======== RECORDS FOR THE EXERCISE
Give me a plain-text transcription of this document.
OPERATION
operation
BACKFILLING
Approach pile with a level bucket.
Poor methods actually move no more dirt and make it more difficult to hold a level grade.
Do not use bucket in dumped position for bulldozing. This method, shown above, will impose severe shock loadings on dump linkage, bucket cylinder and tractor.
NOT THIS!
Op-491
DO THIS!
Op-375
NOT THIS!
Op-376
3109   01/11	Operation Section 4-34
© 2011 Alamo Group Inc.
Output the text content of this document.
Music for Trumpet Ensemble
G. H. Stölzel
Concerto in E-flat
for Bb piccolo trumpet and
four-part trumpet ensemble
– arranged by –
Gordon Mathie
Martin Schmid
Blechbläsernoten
================
TASK PROMPT: Locate all lines that include the word "bucket" and copy them out.

RESULT:
Approach pile with a level bucket.
Do not use bucket in dumped position for bulldozing. This method, shown above, will impose severe shock loadings on dump linkage, bucket cylinder and tractor.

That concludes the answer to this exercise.